**What to produce:**
Every line of the records below should be restated exactly.

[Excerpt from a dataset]

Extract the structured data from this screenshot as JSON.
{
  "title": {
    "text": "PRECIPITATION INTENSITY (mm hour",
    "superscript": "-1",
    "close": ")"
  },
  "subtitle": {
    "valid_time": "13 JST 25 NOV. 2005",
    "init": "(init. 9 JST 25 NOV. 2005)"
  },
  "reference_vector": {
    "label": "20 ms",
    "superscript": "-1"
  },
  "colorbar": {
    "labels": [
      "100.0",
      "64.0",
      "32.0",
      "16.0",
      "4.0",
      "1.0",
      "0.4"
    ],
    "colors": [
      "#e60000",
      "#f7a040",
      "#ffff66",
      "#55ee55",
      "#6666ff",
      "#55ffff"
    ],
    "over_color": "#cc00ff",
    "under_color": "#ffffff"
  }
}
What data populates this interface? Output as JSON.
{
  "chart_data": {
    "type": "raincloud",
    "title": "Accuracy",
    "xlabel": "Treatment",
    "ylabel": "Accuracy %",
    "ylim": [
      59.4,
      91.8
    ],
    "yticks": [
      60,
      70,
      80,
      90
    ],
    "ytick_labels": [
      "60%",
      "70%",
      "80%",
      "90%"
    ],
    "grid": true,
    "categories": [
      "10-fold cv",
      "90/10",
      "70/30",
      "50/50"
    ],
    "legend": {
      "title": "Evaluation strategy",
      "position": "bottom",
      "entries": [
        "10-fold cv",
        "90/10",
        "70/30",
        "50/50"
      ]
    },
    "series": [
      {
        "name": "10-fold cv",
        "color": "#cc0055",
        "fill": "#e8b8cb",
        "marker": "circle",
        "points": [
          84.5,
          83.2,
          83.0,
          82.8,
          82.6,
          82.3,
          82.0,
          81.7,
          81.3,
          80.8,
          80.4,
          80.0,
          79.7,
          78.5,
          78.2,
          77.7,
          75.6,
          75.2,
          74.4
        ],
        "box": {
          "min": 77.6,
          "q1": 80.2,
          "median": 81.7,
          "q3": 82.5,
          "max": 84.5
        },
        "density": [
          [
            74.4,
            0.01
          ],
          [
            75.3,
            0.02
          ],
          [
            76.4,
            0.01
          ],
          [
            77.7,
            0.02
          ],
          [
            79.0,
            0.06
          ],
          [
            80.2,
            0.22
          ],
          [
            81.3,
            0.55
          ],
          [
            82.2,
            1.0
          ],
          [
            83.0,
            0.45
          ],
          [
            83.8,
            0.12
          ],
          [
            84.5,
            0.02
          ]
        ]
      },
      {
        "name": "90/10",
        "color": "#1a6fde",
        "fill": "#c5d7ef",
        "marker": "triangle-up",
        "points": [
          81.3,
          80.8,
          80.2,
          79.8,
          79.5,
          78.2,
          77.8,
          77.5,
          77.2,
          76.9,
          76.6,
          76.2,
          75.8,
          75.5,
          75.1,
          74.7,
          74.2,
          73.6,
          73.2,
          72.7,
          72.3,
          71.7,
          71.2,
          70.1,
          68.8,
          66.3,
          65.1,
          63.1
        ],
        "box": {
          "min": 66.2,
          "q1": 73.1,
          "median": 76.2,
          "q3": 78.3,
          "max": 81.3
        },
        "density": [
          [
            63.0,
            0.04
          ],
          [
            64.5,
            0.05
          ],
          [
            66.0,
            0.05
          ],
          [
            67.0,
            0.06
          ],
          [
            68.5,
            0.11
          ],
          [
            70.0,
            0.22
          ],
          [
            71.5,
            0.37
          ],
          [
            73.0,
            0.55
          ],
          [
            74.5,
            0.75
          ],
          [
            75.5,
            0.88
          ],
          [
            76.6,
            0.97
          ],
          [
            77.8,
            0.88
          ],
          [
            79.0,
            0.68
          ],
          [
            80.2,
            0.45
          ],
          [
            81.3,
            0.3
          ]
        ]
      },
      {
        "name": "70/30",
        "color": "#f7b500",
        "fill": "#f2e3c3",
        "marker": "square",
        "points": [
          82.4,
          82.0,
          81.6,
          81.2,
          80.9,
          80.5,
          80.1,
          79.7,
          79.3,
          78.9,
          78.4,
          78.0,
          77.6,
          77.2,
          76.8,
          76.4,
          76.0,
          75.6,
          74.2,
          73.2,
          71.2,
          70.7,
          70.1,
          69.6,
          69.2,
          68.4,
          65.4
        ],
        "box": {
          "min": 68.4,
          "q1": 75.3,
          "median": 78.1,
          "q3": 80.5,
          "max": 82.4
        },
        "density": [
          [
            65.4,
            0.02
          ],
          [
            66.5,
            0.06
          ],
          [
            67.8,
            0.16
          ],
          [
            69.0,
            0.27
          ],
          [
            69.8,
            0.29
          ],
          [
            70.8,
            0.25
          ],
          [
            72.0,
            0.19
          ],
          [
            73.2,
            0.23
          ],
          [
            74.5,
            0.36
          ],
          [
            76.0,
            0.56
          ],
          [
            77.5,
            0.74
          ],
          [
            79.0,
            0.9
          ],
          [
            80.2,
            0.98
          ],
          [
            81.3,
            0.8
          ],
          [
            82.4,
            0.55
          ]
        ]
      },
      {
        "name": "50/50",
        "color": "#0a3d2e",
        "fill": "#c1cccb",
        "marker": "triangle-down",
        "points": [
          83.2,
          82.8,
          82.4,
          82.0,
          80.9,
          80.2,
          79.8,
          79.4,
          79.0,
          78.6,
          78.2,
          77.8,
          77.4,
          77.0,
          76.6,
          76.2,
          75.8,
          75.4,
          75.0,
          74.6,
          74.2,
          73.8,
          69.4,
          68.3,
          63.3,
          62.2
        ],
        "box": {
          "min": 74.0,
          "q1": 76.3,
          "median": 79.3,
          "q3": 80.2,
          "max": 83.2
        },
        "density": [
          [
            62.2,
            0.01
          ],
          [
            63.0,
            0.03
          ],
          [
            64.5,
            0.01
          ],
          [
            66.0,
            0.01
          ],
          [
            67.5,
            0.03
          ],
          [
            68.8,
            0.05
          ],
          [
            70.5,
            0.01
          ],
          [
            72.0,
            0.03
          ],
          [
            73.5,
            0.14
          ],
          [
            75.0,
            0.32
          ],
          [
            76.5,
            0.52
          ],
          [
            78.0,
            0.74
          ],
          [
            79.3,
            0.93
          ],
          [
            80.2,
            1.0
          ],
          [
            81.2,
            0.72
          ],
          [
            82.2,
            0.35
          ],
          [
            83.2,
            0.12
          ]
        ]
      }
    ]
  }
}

**Full answer:**
Extract the structured data from this screenshot as JSON.
{
  "title": {
    "text": "PRECIPITATION INTENSITY (mm hour",
    "superscript": "-1",
    "close": ")"
  },
  "subtitle": {
    "valid_time": "13 JST 25 NOV. 2005",
    "init": "(init. 9 JST 25 NOV. 2005)"
  },
  "reference_vector": {
    "label": "20 ms",
    "superscript": "-1"
  },
  "colorbar": {
    "labels": [
      "100.0",
      "64.0",
      "32.0",
      "16.0",
      "4.0",
      "1.0",
      "0.4"
    ],
    "colors": [
      "#e60000",
      "#f7a040",
      "#ffff66",
      "#55ee55",
      "#6666ff",
      "#55ffff"
    ],
    "over_color": "#cc00ff",
    "under_color": "#ffffff"
  }
}
What data populates this interface? Output as JSON.
{
  "chart_data": {
    "type": "raincloud",
    "title": "Accuracy",
    "xlabel": "Treatment",
    "ylabel": "Accuracy %",
    "ylim": [
      59.4,
      91.8
    ],
    "yticks": [
      60,
      70,
      80,
      90
    ],
    "ytick_labels": [
      "60%",
      "70%",
      "80%",
      "90%"
    ],
    "grid": true,
    "categories": [
      "10-fold cv",
      "90/10",
      "70/30",
      "50/50"
    ],
    "legend": {
      "title": "Evaluation strategy",
      "position": "bottom",
      "entries": [
        "10-fold cv",
        "90/10",
        "70/30",
        "50/50"
      ]
    },
    "series": [
      {
        "name": "10-fold cv",
        "color": "#cc0055",
        "fill": "#e8b8cb",
        "marker": "circle",
        "points": [
          84.5,
          83.2,
          83.0,
          82.8,
          82.6,
          82.3,
          82.0,
          81.7,
          81.3,
          80.8,
          80.4,
          80.0,
          79.7,
          78.5,
          78.2,
          77.7,
          75.6,
          75.2,
          74.4
        ],
        "box": {
          "min": 77.6,
          "q1": 80.2,
          "median": 81.7,
          "q3": 82.5,
          "max": 84.5
        },
        "density": [
          [
            74.4,
            0.01
          ],
          [
            75.3,
            0.02
          ],
          [
            76.4,
            0.01
          ],
          [
            77.7,
            0.02
          ],
          [
            79.0,
            0.06
          ],
          [
            80.2,
            0.22
          ],
          [
            81.3,
            0.55
          ],
          [
            82.2,
            1.0
          ],
          [
            83.0,
            0.45
          ],
          [
            83.8,
            0.12
          ],
          [
            84.5,
            0.02
          ]
        ]
      },
      {
        "name": "90/10",
        "color": "#1a6fde",
        "fill": "#c5d7ef",
        "marker": "triangle-up",
        "points": [
          81.3,
          80.8,
          80.2,
          79.8,
          79.5,
          78.2,
          77.8,
          77.5,
          77.2,
          76.9,
          76.6,
          76.2,
          75.8,
          75.5,
          75.1,
          74.7,
          74.2,
          73.6,
          73.2,
          72.7,
          72.3,
          71.7,
          71.2,
          70.1,
          68.8,
          66.3,
          65.1,
          63.1
        ],
        "box": {
          "min": 66.2,
          "q1": 73.1,
          "median": 76.2,
          "q3": 78.3,
          "max": 81.3
        },
        "density": [
          [
            63.0,
            0.04
          ],
          [
            64.5,
            0.05
          ],
          [
            66.0,
            0.05
          ],
          [
            67.0,
            0.06
          ],
          [
            68.5,
            0.11
          ],
          [
            70.0,
            0.22
          ],
          [
            71.5,
            0.37
          ],
          [
            73.0,
            0.55
          ],
          [
            74.5,
            0.75
          ],
          [
            75.5,
            0.88
          ],
          [
            76.6,
            0.97
          ],
          [
            77.8,
            0.88
          ],
          [
            79.0,
            0.68
          ],
          [
            80.2,
            0.45
          ],
          [
            81.3,
            0.3
          ]
        ]
      },
      {
        "name": "70/30",
        "color": "#f7b500",
        "fill": "#f2e3c3",
        "marker": "square",
        "points": [
          82.4,
          82.0,
          81.6,
          81.2,
          80.9,
          80.5,
          80.1,
          79.7,
          79.3,
          78.9,
          78.4,
          78.0,
          77.6,
          77.2,
          76.8,
          76.4,
          76.0,
          75.6,
          74.2,
          73.2,
          71.2,
          70.7,
          70.1,
          69.6,
          69.2,
          68.4,
          65.4
        ],
        "box": {
          "min": 68.4,
          "q1": 75.3,
          "median": 78.1,
          "q3": 80.5,
          "max": 82.4
        },
        "density": [
          [
            65.4,
            0.02
          ],
          [
            66.5,
            0.06
          ],
          [
            67.8,
            0.16
          ],
          [
            69.0,
            0.27
          ],
          [
            69.8,
            0.29
          ],
          [
            70.8,
            0.25
          ],
          [
            72.0,
            0.19
          ],
          [
            73.2,
            0.23
          ],
          [
            74.5,
            0.36
          ],
          [
            76.0,
            0.56
          ],
          [
            77.5,
            0.74
          ],
          [
            79.0,
            0.9
          ],
          [
            80.2,
            0.98
          ],
          [
            81.3,
            0.8
          ],
          [
            82.4,
            0.55
          ]
        ]
      },
      {
        "name": "50/50",
        "color": "#0a3d2e",
        "fill": "#c1cccb",
        "marker": "triangle-down",
        "points": [
          83.2,
          82.8,
          82.4,
          82.0,
          80.9,
          80.2,
          79.8,
          79.4,
          79.0,
          78.6,
          78.2,
          77.8,
          77.4,
          77.0,
          76.6,
          76.2,
          75.8,
          75.4,
          75.0,
          74.6,
          74.2,
          73.8,
          69.4,
          68.3,
          63.3,
          62.2
        ],
        "box": {
          "min": 74.0,
          "q1": 76.3,
          "median": 79.3,
          "q3": 80.2,
          "max": 83.2
        },
        "density": [
          [
            62.2,
            0.01
          ],
          [
            63.0,
            0.03
          ],
          [
            64.5,
            0.01
          ],
          [
            66.0,
            0.01
          ],
          [
            67.5,
            0.03
          ],
          [
            68.8,
            0.05
          ],
          [
            70.5,
            0.01
          ],
          [
            72.0,
            0.03
          ],
          [
            73.5,
            0.14
          ],
          [
            75.0,
            0.32
          ],
          [
            76.5,
            0.52
          ],
          [
            78.0,
            0.74
          ],
          [
            79.3,
            0.93
          ],
          [
            80.2,
            1.0
          ],
          [
            81.2,
            0.72
          ],
          [
            82.2,
            0.35
          ],
          [
            83.2,
            0.12
          ]
        ]
      }
    ]
  }
}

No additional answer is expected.